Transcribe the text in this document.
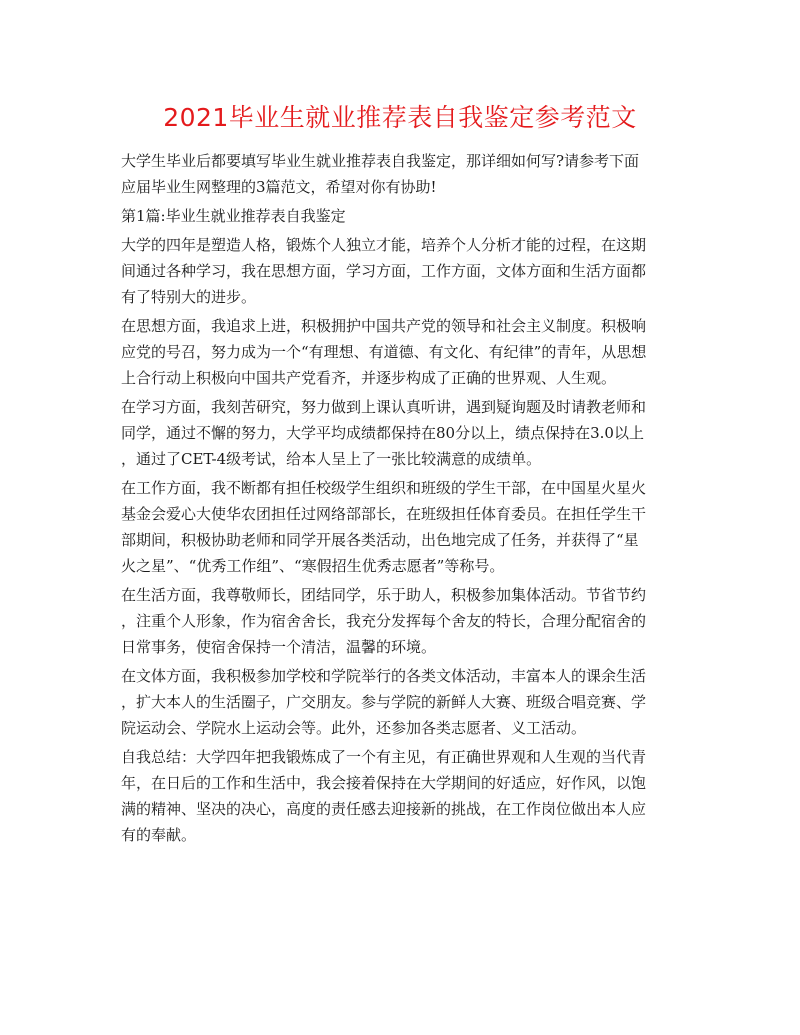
2021毕业生就业推荐表自我鉴定参考范文

大学生毕业后都要填写毕业生就业推荐表自我鉴定，那详细如何写?请参考下面
应届毕业生网整理的3篇范文，希望对你有协助!

第1篇:毕业生就业推荐表自我鉴定

大学的四年是塑造人格，锻炼个人独立才能，培养个人分析才能的过程，在这期
间通过各种学习，我在思想方面，学习方面，工作方面，文体方面和生活方面都
有了特别大的进步。

在思想方面，我追求上进，积极拥护中国共产党的领导和社会主义制度。积极响
应党的号召，努力成为一个“有理想、有道德、有文化、有纪律”的青年，从思想
上合行动上积极向中国共产党看齐，并逐步构成了正确的世界观、人生观。

在学习方面，我刻苦研究，努力做到上课认真听讲，遇到疑询题及时请教老师和
同学，通过不懈的努力，大学平均成绩都保持在80分以上，绩点保持在3.0以上
，通过了CET-4级考试，给本人呈上了一张比较满意的成绩单。

在工作方面，我不断都有担任校级学生组织和班级的学生干部，在中国星火星火
基金会爱心大使华农团担任过网络部部长，在班级担任体育委员。在担任学生干
部期间，积极协助老师和同学开展各类活动，出色地完成了任务，并获得了“星
火之星”、“优秀工作组”、“寒假招生优秀志愿者”等称号。

在生活方面，我尊敬师长，团结同学，乐于助人，积极参加集体活动。节省节约
，注重个人形象，作为宿舍舍长，我充分发挥每个舍友的特长，合理分配宿舍的
日常事务，使宿舍保持一个清洁，温馨的环境。

在文体方面，我积极参加学校和学院举行的各类文体活动，丰富本人的课余生活
，扩大本人的生活圈子，广交朋友。参与学院的新鲜人大赛、班级合唱竞赛、学
院运动会、学院水上运动会等。此外，还参加各类志愿者、义工活动。

自我总结：大学四年把我锻炼成了一个有主见，有正确世界观和人生观的当代青
年，在日后的工作和生活中，我会接着保持在大学期间的好适应，好作风，以饱
满的精神、坚决的决心，高度的责任感去迎接新的挑战，在工作岗位做出本人应
有的奉献。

## GIVEN REQUEST
Quote the listing above in full, except for the pictures.

## ANSWER TO THIS TASK
Transcribe the text in this document.
2021毕业生就业推荐表自我鉴定参考范文

大学生毕业后都要填写毕业生就业推荐表自我鉴定，那详细如何写?请参考下面
应届毕业生网整理的3篇范文，希望对你有协助!

第1篇:毕业生就业推荐表自我鉴定

大学的四年是塑造人格，锻炼个人独立才能，培养个人分析才能的过程，在这期
间通过各种学习，我在思想方面，学习方面，工作方面，文体方面和生活方面都
有了特别大的进步。

在思想方面，我追求上进，积极拥护中国共产党的领导和社会主义制度。积极响
应党的号召，努力成为一个“有理想、有道德、有文化、有纪律”的青年，从思想
上合行动上积极向中国共产党看齐，并逐步构成了正确的世界观、人生观。

在学习方面，我刻苦研究，努力做到上课认真听讲，遇到疑询题及时请教老师和
同学，通过不懈的努力，大学平均成绩都保持在80分以上，绩点保持在3.0以上
，通过了CET-4级考试，给本人呈上了一张比较满意的成绩单。

在工作方面，我不断都有担任校级学生组织和班级的学生干部，在中国星火星火
基金会爱心大使华农团担任过网络部部长，在班级担任体育委员。在担任学生干
部期间，积极协助老师和同学开展各类活动，出色地完成了任务，并获得了“星
火之星”、“优秀工作组”、“寒假招生优秀志愿者”等称号。

在生活方面，我尊敬师长，团结同学，乐于助人，积极参加集体活动。节省节约
，注重个人形象，作为宿舍舍长，我充分发挥每个舍友的特长，合理分配宿舍的
日常事务，使宿舍保持一个清洁，温馨的环境。

在文体方面，我积极参加学校和学院举行的各类文体活动，丰富本人的课余生活
，扩大本人的生活圈子，广交朋友。参与学院的新鲜人大赛、班级合唱竞赛、学
院运动会、学院水上运动会等。此外，还参加各类志愿者、义工活动。

自我总结：大学四年把我锻炼成了一个有主见，有正确世界观和人生观的当代青
年，在日后的工作和生活中，我会接着保持在大学期间的好适应，好作风，以饱
满的精神、坚决的决心，高度的责任感去迎接新的挑战，在工作岗位做出本人应
有的奉献。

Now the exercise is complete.